-- TASK PROMPT --
Count the lines in the records below that contain the string "slope", and give only the number.

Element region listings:

☆ ☆ ☆ ☆

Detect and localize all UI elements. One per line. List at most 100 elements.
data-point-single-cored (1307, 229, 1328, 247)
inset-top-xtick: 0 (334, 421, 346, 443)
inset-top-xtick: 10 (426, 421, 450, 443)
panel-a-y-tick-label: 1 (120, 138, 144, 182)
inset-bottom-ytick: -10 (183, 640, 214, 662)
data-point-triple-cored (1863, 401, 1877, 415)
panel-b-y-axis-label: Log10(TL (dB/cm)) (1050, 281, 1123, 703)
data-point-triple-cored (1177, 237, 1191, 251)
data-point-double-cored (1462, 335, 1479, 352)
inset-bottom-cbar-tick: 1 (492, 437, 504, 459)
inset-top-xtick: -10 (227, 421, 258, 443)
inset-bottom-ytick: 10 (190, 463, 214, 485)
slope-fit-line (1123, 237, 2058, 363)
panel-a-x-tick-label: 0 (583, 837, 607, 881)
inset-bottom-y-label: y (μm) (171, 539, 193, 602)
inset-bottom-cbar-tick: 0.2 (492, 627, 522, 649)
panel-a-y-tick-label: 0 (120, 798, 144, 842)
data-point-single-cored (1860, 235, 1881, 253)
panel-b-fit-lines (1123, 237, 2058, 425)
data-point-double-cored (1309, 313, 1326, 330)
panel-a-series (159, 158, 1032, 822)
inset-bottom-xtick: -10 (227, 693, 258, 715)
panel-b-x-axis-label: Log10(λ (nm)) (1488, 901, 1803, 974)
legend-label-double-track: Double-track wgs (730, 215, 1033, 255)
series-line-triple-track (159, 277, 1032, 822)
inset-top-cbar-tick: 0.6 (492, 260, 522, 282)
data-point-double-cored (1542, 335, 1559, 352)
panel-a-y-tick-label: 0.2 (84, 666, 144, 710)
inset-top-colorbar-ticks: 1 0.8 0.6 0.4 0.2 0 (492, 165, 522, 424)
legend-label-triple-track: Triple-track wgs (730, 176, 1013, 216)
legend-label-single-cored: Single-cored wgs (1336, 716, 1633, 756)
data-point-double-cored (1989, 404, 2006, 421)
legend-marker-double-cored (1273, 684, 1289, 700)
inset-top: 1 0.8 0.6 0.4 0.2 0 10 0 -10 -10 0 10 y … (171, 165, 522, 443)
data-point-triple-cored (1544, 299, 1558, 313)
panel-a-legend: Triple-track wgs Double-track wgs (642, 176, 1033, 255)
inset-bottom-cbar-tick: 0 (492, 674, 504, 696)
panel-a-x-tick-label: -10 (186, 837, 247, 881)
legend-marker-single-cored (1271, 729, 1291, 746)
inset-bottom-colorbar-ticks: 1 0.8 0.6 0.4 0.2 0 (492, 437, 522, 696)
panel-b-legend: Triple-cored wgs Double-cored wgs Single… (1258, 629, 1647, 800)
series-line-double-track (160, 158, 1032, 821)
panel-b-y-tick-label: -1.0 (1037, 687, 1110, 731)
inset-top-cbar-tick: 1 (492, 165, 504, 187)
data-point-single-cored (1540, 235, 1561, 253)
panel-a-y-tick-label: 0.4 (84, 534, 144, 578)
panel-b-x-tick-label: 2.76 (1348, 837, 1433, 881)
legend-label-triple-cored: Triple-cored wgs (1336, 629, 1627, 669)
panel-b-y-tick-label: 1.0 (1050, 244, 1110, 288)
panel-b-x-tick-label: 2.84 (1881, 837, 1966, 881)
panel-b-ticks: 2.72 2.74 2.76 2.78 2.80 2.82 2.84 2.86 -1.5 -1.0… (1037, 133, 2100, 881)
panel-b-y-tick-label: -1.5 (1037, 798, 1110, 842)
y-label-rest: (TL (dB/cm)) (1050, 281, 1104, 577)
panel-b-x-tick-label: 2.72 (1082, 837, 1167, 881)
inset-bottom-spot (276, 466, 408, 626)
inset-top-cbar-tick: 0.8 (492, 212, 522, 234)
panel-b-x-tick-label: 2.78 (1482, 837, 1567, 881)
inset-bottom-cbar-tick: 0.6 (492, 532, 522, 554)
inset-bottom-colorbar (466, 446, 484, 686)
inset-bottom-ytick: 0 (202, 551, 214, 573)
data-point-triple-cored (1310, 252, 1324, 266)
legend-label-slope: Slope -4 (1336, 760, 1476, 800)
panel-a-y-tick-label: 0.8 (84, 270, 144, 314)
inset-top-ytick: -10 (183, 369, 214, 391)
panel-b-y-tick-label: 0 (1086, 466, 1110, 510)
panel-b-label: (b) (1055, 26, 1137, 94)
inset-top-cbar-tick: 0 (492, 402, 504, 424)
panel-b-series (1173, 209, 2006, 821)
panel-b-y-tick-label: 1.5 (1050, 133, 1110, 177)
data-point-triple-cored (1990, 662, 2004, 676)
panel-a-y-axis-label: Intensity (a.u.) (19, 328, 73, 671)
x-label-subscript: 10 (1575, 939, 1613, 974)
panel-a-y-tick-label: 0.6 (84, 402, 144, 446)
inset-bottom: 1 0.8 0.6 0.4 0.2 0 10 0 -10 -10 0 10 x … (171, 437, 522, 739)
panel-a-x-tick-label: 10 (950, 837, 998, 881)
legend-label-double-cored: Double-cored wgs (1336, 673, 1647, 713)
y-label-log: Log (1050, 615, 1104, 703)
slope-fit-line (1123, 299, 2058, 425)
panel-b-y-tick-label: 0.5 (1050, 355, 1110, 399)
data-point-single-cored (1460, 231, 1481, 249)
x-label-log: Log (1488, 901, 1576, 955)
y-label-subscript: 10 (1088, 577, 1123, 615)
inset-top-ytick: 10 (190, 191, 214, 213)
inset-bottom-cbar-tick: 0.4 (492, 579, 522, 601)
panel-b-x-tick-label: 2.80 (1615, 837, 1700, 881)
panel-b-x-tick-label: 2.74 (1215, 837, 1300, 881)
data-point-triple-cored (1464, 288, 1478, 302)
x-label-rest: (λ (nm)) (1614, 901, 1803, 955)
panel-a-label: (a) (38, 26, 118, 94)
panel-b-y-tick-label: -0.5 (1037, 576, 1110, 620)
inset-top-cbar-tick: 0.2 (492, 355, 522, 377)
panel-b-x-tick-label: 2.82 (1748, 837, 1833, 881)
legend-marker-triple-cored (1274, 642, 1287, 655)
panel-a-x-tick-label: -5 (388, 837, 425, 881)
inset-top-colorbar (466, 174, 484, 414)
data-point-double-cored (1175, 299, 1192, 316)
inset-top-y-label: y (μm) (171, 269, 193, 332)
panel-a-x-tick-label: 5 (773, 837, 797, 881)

☆ ☆ ☆ ☆

-- TASK OUTPUT --
3